* START *
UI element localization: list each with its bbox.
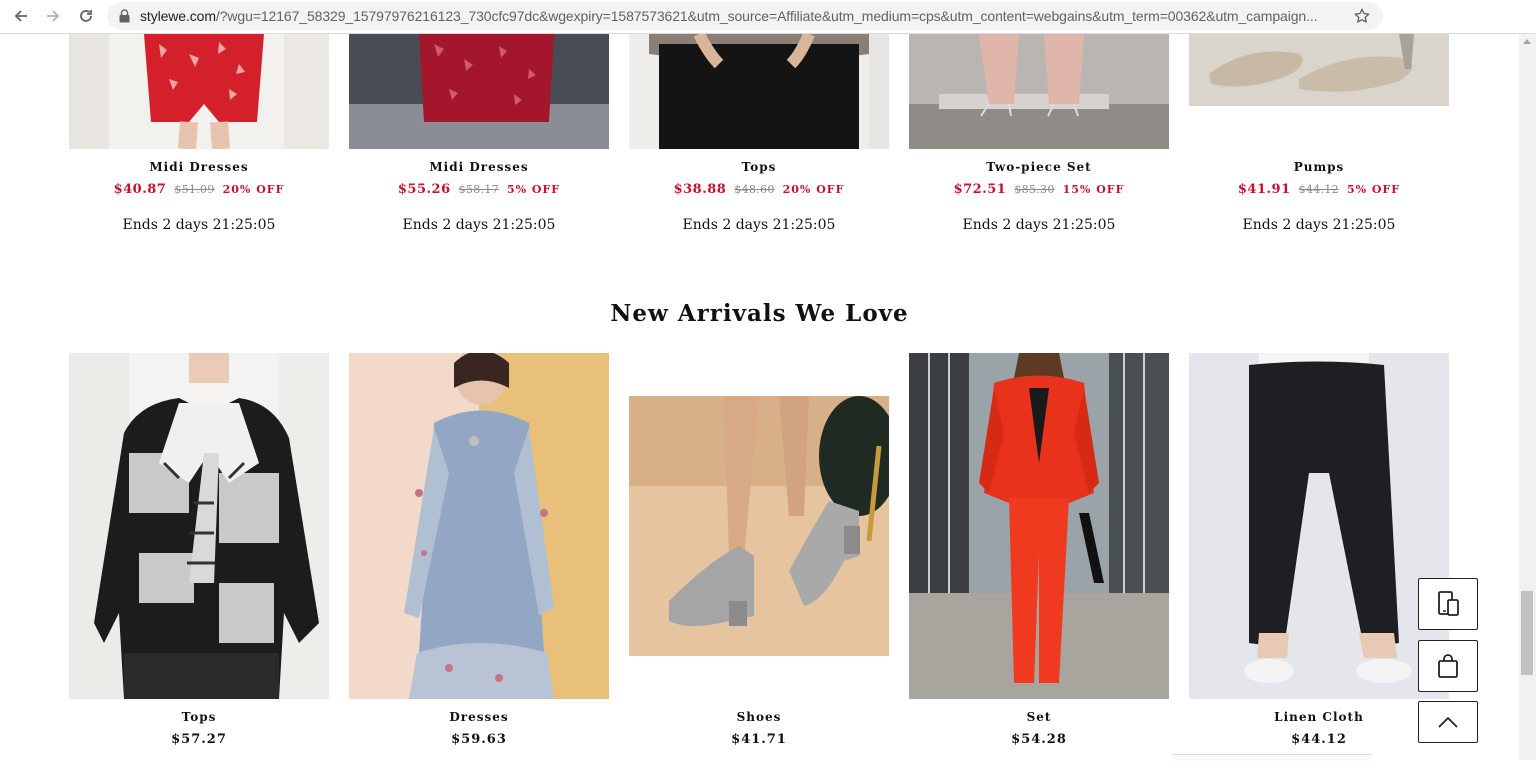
address-bar[interactable]: stylewe.com/?wgu=12167_58329_15797976216… bbox=[107, 2, 1383, 30]
original-price: $44.12 bbox=[1298, 183, 1339, 196]
reload-icon bbox=[80, 10, 92, 22]
product-image[interactable] bbox=[69, 353, 329, 699]
url-path: /?wgu=12167_58329_15797976216123_730cfc9… bbox=[215, 8, 1318, 24]
sale-price: $55.26 bbox=[397, 182, 451, 197]
product-name[interactable]: Midi Dresses bbox=[69, 160, 329, 174]
sale-price: $72.51 bbox=[953, 182, 1007, 197]
reload-button[interactable] bbox=[73, 4, 99, 28]
product-name[interactable]: Two-piece Set bbox=[909, 160, 1169, 174]
product-image[interactable] bbox=[349, 353, 609, 699]
url-domain: stylewe.com bbox=[140, 8, 216, 24]
sale-countdown: Ends 2 days 21:25:05 bbox=[1242, 217, 1396, 233]
price-row: $72.51 $85.30 15% OFF bbox=[909, 182, 1169, 197]
product-image[interactable] bbox=[629, 34, 889, 149]
lock-icon bbox=[119, 9, 130, 23]
product-name[interactable]: Shoes bbox=[629, 710, 889, 724]
product-price: $44.12 bbox=[1291, 732, 1347, 747]
original-price: $58.17 bbox=[458, 183, 499, 196]
scroll-up-icon[interactable] bbox=[1523, 39, 1531, 44]
browser-toolbar: stylewe.com/?wgu=12167_58329_15797976216… bbox=[0, 0, 1536, 34]
product-price: $41.71 bbox=[731, 732, 787, 747]
product-price: $57.27 bbox=[171, 732, 227, 747]
product-price: $59.63 bbox=[451, 732, 507, 747]
sale-price: $41.91 bbox=[1237, 182, 1291, 197]
price-row: $38.88 $48.60 20% OFF bbox=[629, 182, 889, 197]
discount-badge: 5% OFF bbox=[506, 183, 561, 196]
sale-price: $38.88 bbox=[673, 182, 727, 197]
sale-countdown: Ends 2 days 21:25:05 bbox=[682, 217, 836, 233]
product-image[interactable] bbox=[349, 34, 609, 149]
discount-badge: 20% OFF bbox=[222, 183, 285, 196]
sale-countdown: Ends 2 days 21:25:05 bbox=[122, 217, 276, 233]
product-image[interactable] bbox=[1189, 34, 1449, 106]
original-price: $85.30 bbox=[1014, 183, 1055, 196]
product-image[interactable] bbox=[909, 353, 1169, 699]
chevron-up-icon bbox=[1438, 716, 1458, 728]
shopping-bag-button[interactable] bbox=[1418, 640, 1478, 692]
discount-badge: 15% OFF bbox=[1062, 183, 1125, 196]
product-name[interactable]: Dresses bbox=[349, 710, 609, 724]
price-row: $55.26 $58.17 5% OFF bbox=[349, 182, 609, 197]
product-price: $54.28 bbox=[1011, 732, 1067, 747]
url-text: stylewe.com/?wgu=12167_58329_15797976216… bbox=[140, 8, 1340, 24]
sale-price: $40.87 bbox=[113, 182, 167, 197]
discount-badge: 20% OFF bbox=[782, 183, 845, 196]
product-name[interactable]: Set bbox=[909, 710, 1169, 724]
product-image[interactable] bbox=[1189, 353, 1449, 699]
product-name[interactable]: Pumps bbox=[1189, 160, 1449, 174]
back-to-top-button[interactable] bbox=[1418, 701, 1478, 743]
app-download-button[interactable] bbox=[1418, 578, 1478, 630]
product-image[interactable] bbox=[909, 34, 1169, 149]
product-name[interactable]: Linen Cloth bbox=[1189, 710, 1449, 724]
arrow-right-icon bbox=[47, 10, 60, 22]
price-row: $40.87 $51.09 20% OFF bbox=[69, 182, 329, 197]
original-price: $51.09 bbox=[174, 183, 215, 196]
forward-button[interactable] bbox=[40, 4, 66, 28]
sale-countdown: Ends 2 days 21:25:05 bbox=[402, 217, 556, 233]
page-content: Midi Dresses $40.87 $51.09 20% OFF Ends 2 … bbox=[0, 34, 1519, 760]
discount-badge: 5% OFF bbox=[1346, 183, 1401, 196]
page-scrollbar[interactable] bbox=[1519, 34, 1536, 760]
product-name[interactable]: Tops bbox=[629, 160, 889, 174]
product-name[interactable]: Tops bbox=[69, 710, 329, 724]
section-title: New Arrivals We Love bbox=[610, 300, 909, 327]
shopping-bag-icon bbox=[1438, 654, 1458, 678]
devices-icon bbox=[1438, 591, 1459, 616]
product-name[interactable]: Midi Dresses bbox=[349, 160, 609, 174]
back-button[interactable] bbox=[8, 4, 34, 28]
product-image[interactable] bbox=[69, 34, 329, 149]
arrow-left-icon bbox=[14, 10, 27, 22]
sale-countdown: Ends 2 days 21:25:05 bbox=[962, 217, 1116, 233]
scrollbar-thumb[interactable] bbox=[1521, 591, 1533, 675]
price-row: $41.91 $44.12 5% OFF bbox=[1189, 182, 1449, 197]
product-image[interactable] bbox=[629, 396, 889, 656]
original-price: $48.60 bbox=[734, 183, 775, 196]
star-icon[interactable] bbox=[1353, 7, 1371, 25]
* END *
■ Problem to solve:
Print all the entries above again, word for word and in the same order, leaving out the pictures.

■ Output for this task:
UI element localization: list each with its bbox.
address-bar[interactable]: stylewe.com/?wgu=12167_58329_15797976216… bbox=[107, 2, 1383, 30]
original-price: $44.12 bbox=[1298, 183, 1339, 196]
reload-icon bbox=[80, 10, 92, 22]
product-image[interactable] bbox=[69, 353, 329, 699]
url-path: /?wgu=12167_58329_15797976216123_730cfc9… bbox=[215, 8, 1318, 24]
sale-price: $55.26 bbox=[397, 182, 451, 197]
product-name[interactable]: Midi Dresses bbox=[69, 160, 329, 174]
sale-price: $72.51 bbox=[953, 182, 1007, 197]
reload-button[interactable] bbox=[73, 4, 99, 28]
product-name[interactable]: Two-piece Set bbox=[909, 160, 1169, 174]
product-image[interactable] bbox=[349, 353, 609, 699]
url-domain: stylewe.com bbox=[140, 8, 216, 24]
sale-countdown: Ends 2 days 21:25:05 bbox=[1242, 217, 1396, 233]
price-row: $72.51 $85.30 15% OFF bbox=[909, 182, 1169, 197]
product-image[interactable] bbox=[629, 34, 889, 149]
lock-icon bbox=[119, 9, 130, 23]
product-name[interactable]: Shoes bbox=[629, 710, 889, 724]
product-price: $44.12 bbox=[1291, 732, 1347, 747]
original-price: $58.17 bbox=[458, 183, 499, 196]
scroll-up-icon[interactable] bbox=[1523, 39, 1531, 44]
browser-toolbar: stylewe.com/?wgu=12167_58329_15797976216… bbox=[0, 0, 1536, 34]
product-price: $41.71 bbox=[731, 732, 787, 747]
product-price: $57.27 bbox=[171, 732, 227, 747]
product-price: $59.63 bbox=[451, 732, 507, 747]
sale-price: $41.91 bbox=[1237, 182, 1291, 197]
price-row: $38.88 $48.60 20% OFF bbox=[629, 182, 889, 197]
discount-badge: 5% OFF bbox=[506, 183, 561, 196]
sale-price: $38.88 bbox=[673, 182, 727, 197]
sale-countdown: Ends 2 days 21:25:05 bbox=[682, 217, 836, 233]
product-image[interactable] bbox=[349, 34, 609, 149]
discount-badge: 20% OFF bbox=[222, 183, 285, 196]
sale-countdown: Ends 2 days 21:25:05 bbox=[122, 217, 276, 233]
product-image[interactable] bbox=[1189, 34, 1449, 106]
original-price: $85.30 bbox=[1014, 183, 1055, 196]
product-image[interactable] bbox=[909, 353, 1169, 699]
chevron-up-icon bbox=[1438, 716, 1458, 728]
shopping-bag-button[interactable] bbox=[1418, 640, 1478, 692]
discount-badge: 15% OFF bbox=[1062, 183, 1125, 196]
product-name[interactable]: Dresses bbox=[349, 710, 609, 724]
price-row: $55.26 $58.17 5% OFF bbox=[349, 182, 609, 197]
product-price: $54.28 bbox=[1011, 732, 1067, 747]
url-text: stylewe.com/?wgu=12167_58329_15797976216… bbox=[140, 8, 1340, 24]
sale-price: $40.87 bbox=[113, 182, 167, 197]
discount-badge: 20% OFF bbox=[782, 183, 845, 196]
product-name[interactable]: Set bbox=[909, 710, 1169, 724]
product-image[interactable] bbox=[1189, 353, 1449, 699]
product-name[interactable]: Pumps bbox=[1189, 160, 1449, 174]
back-to-top-button[interactable] bbox=[1418, 701, 1478, 743]
app-download-button[interactable] bbox=[1418, 578, 1478, 630]
product-image[interactable] bbox=[909, 34, 1169, 149]
product-name[interactable]: Linen Cloth bbox=[1189, 710, 1449, 724]
arrow-right-icon bbox=[47, 10, 60, 22]
price-row: $40.87 $51.09 20% OFF bbox=[69, 182, 329, 197]
original-price: $51.09 bbox=[174, 183, 215, 196]
forward-button[interactable] bbox=[40, 4, 66, 28]
sale-countdown: Ends 2 days 21:25:05 bbox=[402, 217, 556, 233]
page-content: Midi Dresses $40.87 $51.09 20% OFF Ends 2 … bbox=[0, 34, 1519, 760]
discount-badge: 5% OFF bbox=[1346, 183, 1401, 196]
page-scrollbar[interactable] bbox=[1519, 34, 1536, 760]
product-name[interactable]: Tops bbox=[629, 160, 889, 174]
product-name[interactable]: Tops bbox=[69, 710, 329, 724]
section-title: New Arrivals We Love bbox=[610, 300, 909, 327]
shopping-bag-icon bbox=[1438, 654, 1458, 678]
devices-icon bbox=[1438, 591, 1459, 616]
product-name[interactable]: Midi Dresses bbox=[349, 160, 609, 174]
back-button[interactable] bbox=[8, 4, 34, 28]
product-image[interactable] bbox=[69, 34, 329, 149]
arrow-left-icon bbox=[14, 10, 27, 22]
sale-countdown: Ends 2 days 21:25:05 bbox=[962, 217, 1116, 233]
scrollbar-thumb[interactable] bbox=[1521, 591, 1533, 675]
price-row: $41.91 $44.12 5% OFF bbox=[1189, 182, 1449, 197]
product-image[interactable] bbox=[629, 396, 889, 656]
original-price: $48.60 bbox=[734, 183, 775, 196]
star-icon[interactable] bbox=[1353, 7, 1371, 25]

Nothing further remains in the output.